TASK BRIEF:
Answer with one number: the count of lines in the listing below that hold the word "Chinese".

DATA SHOWN:
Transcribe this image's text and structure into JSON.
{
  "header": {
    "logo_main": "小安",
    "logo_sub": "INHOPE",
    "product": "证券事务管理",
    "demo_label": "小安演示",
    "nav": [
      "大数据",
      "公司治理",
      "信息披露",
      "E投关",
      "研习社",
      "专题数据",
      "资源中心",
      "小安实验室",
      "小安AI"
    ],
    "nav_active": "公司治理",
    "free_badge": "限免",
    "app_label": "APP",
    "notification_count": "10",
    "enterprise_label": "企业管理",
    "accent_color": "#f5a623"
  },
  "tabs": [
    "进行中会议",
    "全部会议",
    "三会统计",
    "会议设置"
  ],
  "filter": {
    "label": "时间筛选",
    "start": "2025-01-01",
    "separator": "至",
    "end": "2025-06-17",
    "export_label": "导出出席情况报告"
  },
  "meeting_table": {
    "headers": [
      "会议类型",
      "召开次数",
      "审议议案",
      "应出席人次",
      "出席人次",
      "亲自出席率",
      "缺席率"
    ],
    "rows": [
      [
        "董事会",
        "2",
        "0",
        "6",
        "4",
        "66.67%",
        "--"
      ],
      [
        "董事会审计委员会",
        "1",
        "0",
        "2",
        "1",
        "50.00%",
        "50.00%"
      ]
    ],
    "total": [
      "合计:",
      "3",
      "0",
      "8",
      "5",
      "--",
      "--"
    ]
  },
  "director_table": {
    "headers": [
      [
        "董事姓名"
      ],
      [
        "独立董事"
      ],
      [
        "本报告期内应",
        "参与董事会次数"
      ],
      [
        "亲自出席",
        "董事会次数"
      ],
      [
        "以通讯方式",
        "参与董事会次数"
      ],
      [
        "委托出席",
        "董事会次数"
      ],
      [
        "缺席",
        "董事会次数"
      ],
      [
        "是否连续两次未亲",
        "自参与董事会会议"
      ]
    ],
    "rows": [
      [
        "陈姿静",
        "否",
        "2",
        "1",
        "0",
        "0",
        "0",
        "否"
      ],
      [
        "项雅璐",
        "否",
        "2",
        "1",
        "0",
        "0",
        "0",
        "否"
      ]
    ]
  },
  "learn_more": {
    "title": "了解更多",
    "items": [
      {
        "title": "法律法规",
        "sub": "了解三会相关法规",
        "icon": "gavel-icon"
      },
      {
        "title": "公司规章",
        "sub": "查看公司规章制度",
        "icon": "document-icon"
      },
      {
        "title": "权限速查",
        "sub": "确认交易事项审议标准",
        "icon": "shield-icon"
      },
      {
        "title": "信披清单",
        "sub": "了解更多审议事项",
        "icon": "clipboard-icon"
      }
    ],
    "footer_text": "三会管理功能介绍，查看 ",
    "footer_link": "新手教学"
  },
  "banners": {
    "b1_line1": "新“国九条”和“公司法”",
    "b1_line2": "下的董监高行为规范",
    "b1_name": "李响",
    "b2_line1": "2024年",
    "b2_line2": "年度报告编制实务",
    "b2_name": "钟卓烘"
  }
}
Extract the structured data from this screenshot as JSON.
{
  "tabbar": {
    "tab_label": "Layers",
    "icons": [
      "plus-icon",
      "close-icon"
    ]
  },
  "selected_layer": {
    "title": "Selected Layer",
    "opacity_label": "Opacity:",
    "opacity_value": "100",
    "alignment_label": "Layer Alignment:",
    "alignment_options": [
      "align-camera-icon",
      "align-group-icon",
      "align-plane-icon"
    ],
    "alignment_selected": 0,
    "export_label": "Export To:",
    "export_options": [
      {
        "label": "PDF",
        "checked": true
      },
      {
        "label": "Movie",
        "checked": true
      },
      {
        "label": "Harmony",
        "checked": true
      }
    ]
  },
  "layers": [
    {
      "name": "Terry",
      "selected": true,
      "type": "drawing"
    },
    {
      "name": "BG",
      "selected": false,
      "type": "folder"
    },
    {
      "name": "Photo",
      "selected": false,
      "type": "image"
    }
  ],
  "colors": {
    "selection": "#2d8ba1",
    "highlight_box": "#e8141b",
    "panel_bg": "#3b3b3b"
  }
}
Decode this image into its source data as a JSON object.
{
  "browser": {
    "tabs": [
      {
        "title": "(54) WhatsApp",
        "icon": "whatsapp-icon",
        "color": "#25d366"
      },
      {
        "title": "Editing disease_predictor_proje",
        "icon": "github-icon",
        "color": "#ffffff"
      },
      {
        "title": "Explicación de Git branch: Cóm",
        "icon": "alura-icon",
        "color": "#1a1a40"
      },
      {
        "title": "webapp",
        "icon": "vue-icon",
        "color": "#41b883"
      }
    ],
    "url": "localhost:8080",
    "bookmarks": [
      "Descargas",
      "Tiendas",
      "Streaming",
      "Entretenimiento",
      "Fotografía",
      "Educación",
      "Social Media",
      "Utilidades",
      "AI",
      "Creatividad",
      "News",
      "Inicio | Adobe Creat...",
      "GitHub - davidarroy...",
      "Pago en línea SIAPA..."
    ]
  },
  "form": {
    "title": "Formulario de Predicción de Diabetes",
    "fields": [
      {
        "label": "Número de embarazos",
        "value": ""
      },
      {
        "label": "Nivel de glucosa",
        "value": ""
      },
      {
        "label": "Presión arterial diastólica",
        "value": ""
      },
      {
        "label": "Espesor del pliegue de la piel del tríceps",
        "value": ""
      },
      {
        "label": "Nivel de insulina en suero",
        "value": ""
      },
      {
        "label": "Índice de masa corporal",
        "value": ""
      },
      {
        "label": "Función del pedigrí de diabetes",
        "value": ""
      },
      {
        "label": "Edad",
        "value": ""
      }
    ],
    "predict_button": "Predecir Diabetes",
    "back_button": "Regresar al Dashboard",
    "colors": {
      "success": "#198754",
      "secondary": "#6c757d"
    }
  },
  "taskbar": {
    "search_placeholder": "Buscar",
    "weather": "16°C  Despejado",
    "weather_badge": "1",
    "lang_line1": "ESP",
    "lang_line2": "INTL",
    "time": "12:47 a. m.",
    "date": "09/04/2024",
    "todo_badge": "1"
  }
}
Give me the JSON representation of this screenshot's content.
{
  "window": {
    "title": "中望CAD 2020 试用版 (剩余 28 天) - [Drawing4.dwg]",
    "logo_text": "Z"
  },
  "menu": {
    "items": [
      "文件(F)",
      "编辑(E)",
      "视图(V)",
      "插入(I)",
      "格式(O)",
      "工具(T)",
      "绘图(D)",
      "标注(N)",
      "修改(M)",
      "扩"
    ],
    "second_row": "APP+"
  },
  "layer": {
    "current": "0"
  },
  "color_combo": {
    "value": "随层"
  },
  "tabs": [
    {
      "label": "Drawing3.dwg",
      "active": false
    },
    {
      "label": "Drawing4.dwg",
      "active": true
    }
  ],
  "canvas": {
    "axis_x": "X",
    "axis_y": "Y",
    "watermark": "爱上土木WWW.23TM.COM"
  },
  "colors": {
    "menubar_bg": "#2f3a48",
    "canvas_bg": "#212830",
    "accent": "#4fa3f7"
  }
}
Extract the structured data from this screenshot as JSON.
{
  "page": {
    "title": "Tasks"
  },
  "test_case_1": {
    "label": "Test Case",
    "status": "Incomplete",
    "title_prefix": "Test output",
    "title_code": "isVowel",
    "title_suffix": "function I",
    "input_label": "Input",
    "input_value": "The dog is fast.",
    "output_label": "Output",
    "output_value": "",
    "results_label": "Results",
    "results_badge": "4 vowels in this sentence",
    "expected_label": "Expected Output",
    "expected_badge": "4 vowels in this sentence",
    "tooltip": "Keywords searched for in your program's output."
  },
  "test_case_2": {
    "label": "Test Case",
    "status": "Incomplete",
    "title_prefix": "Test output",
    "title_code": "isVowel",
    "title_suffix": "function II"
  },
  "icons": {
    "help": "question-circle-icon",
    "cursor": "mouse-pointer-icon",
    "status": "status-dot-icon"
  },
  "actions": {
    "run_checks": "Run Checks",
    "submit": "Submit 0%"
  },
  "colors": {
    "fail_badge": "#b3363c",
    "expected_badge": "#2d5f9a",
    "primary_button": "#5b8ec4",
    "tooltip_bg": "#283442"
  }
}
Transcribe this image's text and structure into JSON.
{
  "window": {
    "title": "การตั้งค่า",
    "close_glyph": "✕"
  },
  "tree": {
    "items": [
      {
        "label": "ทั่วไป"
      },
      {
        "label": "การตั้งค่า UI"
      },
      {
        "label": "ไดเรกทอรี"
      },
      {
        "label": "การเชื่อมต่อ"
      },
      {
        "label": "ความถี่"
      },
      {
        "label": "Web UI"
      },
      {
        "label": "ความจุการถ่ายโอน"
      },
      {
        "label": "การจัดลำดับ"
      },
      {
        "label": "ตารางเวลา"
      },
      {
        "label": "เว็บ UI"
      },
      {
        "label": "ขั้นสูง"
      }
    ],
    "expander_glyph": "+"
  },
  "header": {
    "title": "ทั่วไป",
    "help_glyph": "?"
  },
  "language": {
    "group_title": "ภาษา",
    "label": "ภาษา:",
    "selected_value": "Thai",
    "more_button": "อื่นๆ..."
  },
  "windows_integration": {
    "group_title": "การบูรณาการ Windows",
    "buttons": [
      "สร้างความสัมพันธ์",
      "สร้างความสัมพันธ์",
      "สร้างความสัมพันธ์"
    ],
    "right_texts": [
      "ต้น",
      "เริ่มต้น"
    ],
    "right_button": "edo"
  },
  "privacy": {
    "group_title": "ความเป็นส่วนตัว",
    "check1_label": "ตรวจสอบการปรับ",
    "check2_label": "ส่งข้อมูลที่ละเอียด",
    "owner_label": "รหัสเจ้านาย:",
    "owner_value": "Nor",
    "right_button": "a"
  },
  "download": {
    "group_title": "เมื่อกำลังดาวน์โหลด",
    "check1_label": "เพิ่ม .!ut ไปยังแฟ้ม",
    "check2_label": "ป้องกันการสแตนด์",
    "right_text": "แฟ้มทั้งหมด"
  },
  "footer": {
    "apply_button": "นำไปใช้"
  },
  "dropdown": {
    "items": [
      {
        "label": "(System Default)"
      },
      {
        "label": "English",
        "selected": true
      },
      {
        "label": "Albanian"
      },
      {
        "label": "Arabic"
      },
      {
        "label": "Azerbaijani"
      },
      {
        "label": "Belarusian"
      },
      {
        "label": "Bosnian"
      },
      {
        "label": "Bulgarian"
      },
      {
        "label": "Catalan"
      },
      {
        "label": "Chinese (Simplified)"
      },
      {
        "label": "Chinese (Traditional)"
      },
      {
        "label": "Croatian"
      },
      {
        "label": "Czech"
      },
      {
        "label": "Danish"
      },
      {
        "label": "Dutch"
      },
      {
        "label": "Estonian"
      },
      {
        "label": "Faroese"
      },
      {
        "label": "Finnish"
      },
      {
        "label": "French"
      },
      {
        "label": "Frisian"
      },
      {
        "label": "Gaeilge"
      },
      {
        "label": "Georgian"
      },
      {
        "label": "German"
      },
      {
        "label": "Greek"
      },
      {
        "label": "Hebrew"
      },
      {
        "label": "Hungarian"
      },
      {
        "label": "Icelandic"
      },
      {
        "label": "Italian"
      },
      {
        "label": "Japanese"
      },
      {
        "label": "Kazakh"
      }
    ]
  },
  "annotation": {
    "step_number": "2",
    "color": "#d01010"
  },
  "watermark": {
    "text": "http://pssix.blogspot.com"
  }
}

EXPECTED ANSWER:
2